● TO DO:
Give the total number of lines with the word "near" in them, and no other words.

═════ RECORDS FOR PROCESSING ═════

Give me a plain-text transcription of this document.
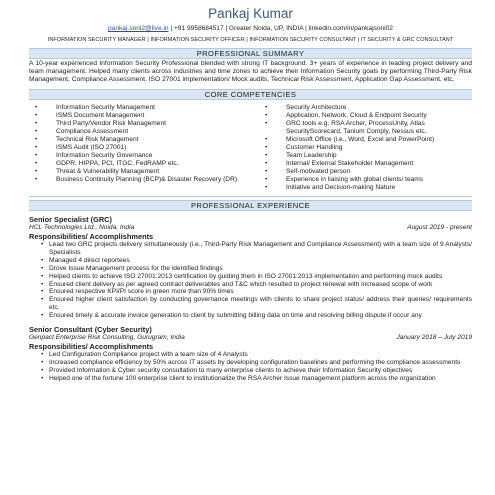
Pankaj Kumar
pankaj.soni2@live.in | +91 9958684517 | Greater Noida, UP, INDIA | linkedin.com/in/pankajsoni02
INFORMATION SECURITY MANAGER | INFORMATION SECURITY OFFICER | INFORMATION SECURITY CONSULTANT | IT SECURITY & GRC CONSULTANT
PROFESSIONAL SUMMARY
A 10-year experienced Information Security Professional blended with strong IT background. 3+ years of experience in leading project delivery and team management. Helped many clients across industries and time zones to achieve their Information Security goals by performing Third-Party Risk Management, Compliance Assessment, ISO 27001 implementation/ Mock audits, Technical Risk Assessment, Application Gap Assessment, etc.
CORE COMPETENCIES
•	Information Security Management
•	ISMS Document Management
•	Third Party/Vendor Risk Management
•	Compliance Assessment
•	Technical Risk Management
•	ISMS Audit (ISO 27001)
•	Information Security Governance
•	GDPR, HIPPA, PCI, ITGC, FedRAMP etc.
•	Threat & Vulnerability Management
•	Business Continuity Planning (BCP)& Disaster Recovery (DR)
•	Security Architecture
•	Application, Network, Cloud & Endpoint Security
•	GRC tools e.g. RSA Archer, ProcessUnity, Atlas SecurityScorecard, Tanium Comply, Nessus etc.
•	Microsoft Office (i.e., Word, Excel and PowerPoint)
•	Customer Handling
•	Team Leadership
•	Internal/ External Stakeholder Management
•	Self-motivated person
•	Experience in liaising with global clients/ teams
•	Initiative and Decision-making Nature
PROFESSIONAL EXPERIENCE
Senior Specialist (GRC)
HCL Technologies Ltd., Noida, India	August 2019 - present
Responsibilities/ Accomplishments
• Lead two GRC projects delivery simultaneously (i.e., Third-Party Risk Management and Compliance Assessment) with a team size of 9 Analysts/ Specialists
• Managed 4 direct reportees
• Drove Issue Management process for the identified findings
• Helped clients to achieve ISO 27001:2013 certification by guiding them in ISO 27001:2013 implementation and performing mock audits
• Ensured client delivery as per agreed contract deliverables and T&C which resulted to project renewal with increased scope of work
• Ensured respective KPI/PI score in green more than 90% times
• Ensured higher client satisfaction by conducting governance meetings with clients to share project status/ address their queries/ requirements etc.
• Ensured timely & accurate invoice generation to client by submitting billing data on time and resolving billing dispute if occur any
Senior Consultant (Cyber Security)
Genpact Enterprise Risk Consulting, Gurugram, India	January 2018 – July 2019
Responsibilities/ Accomplishments
• Led Configuration Compliance project with a team size of 4 Analysts
• Increased compliance efficiency by 50% across IT assets by developing configuration baselines and performing the compliance assessments
• Provided Information & Cyber security consultation to many enterprise clients to achieve their Information Security objectives
• Helped one of the fortune 100 enterprise client to institutionalize the RSA Archer Issue management platform across the organization
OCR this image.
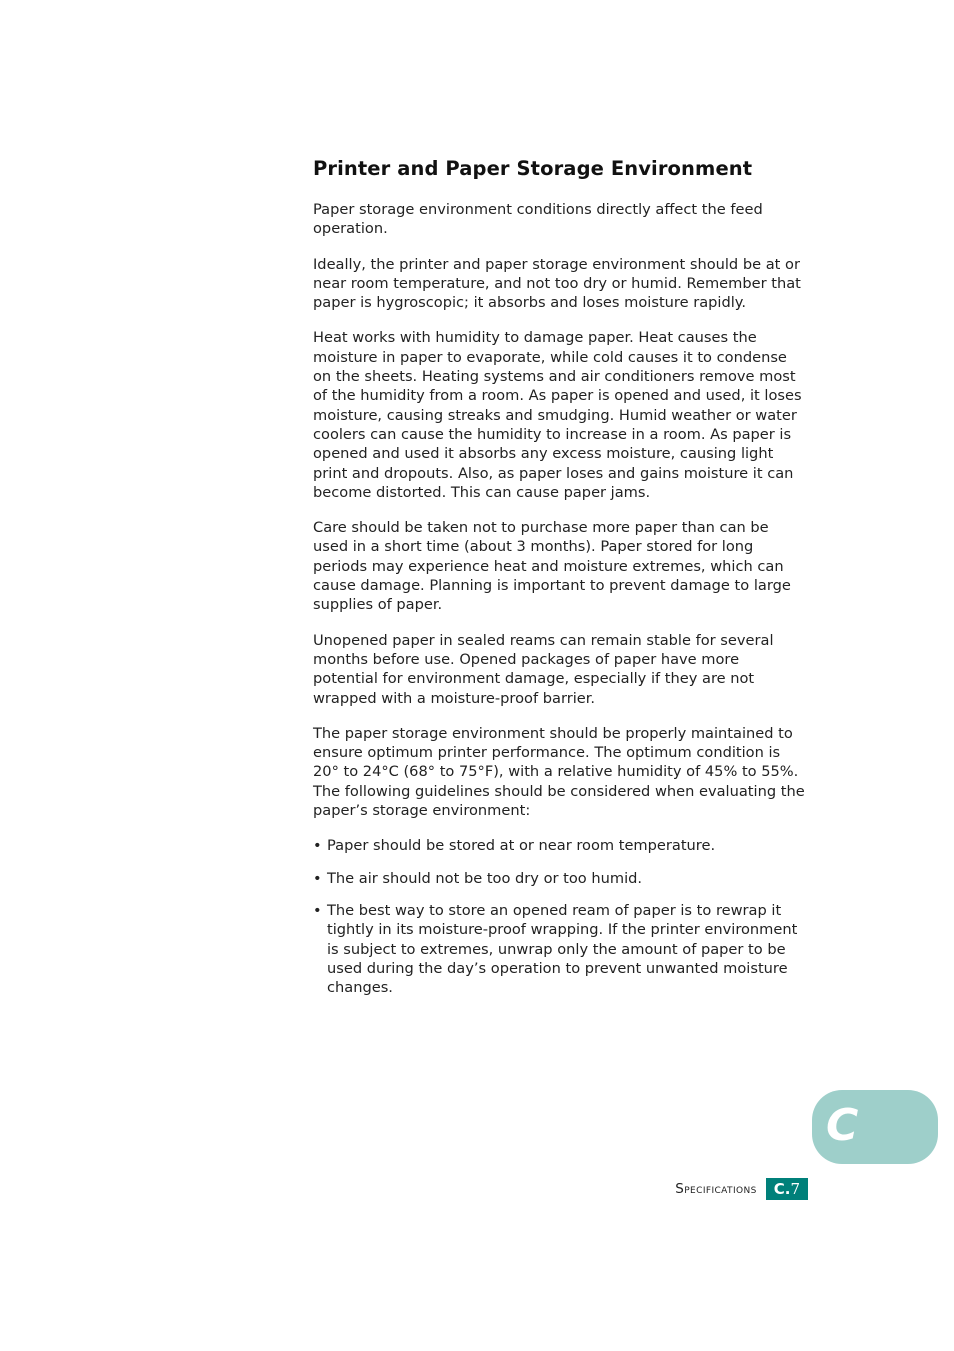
Printer and Paper Storage Environment

Paper storage environment conditions directly affect the feed operation.

Ideally, the printer and paper storage environment should be at or near room temperature, and not too dry or humid. Remember that paper is hygroscopic; it absorbs and loses moisture rapidly.

Heat works with humidity to damage paper. Heat causes the moisture in paper to evaporate, while cold causes it to condense on the sheets. Heating systems and air conditioners remove most of the humidity from a room. As paper is opened and used, it loses moisture, causing streaks and smudging. Humid weather or water coolers can cause the humidity to increase in a room. As paper is opened and used it absorbs any excess moisture, causing light print and dropouts. Also, as paper loses and gains moisture it can become distorted. This can cause paper jams.

Care should be taken not to purchase more paper than can be used in a short time (about 3 months). Paper stored for long periods may experience heat and moisture extremes, which can cause damage. Planning is important to prevent damage to large supplies of paper.

Unopened paper in sealed reams can remain stable for several months before use. Opened packages of paper have more potential for environment damage, especially if they are not wrapped with a moisture-proof barrier.

The paper storage environment should be properly maintained to ensure optimum printer performance. The optimum condition is 20° to 24°C (68° to 75°F), with a relative humidity of 45% to 55%. The following guidelines should be considered when evaluating the paper’s storage environment:

• Paper should be stored at or near room temperature.
• The air should not be too dry or too humid.
• The best way to store an opened ream of paper is to rewrap it tightly in its moisture-proof wrapping. If the printer environment is subject to extremes, unwrap only the amount of paper to be used during the day’s operation to prevent unwanted moisture changes.
C
Specifications	C.7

═════

● THE SOLUTION:
2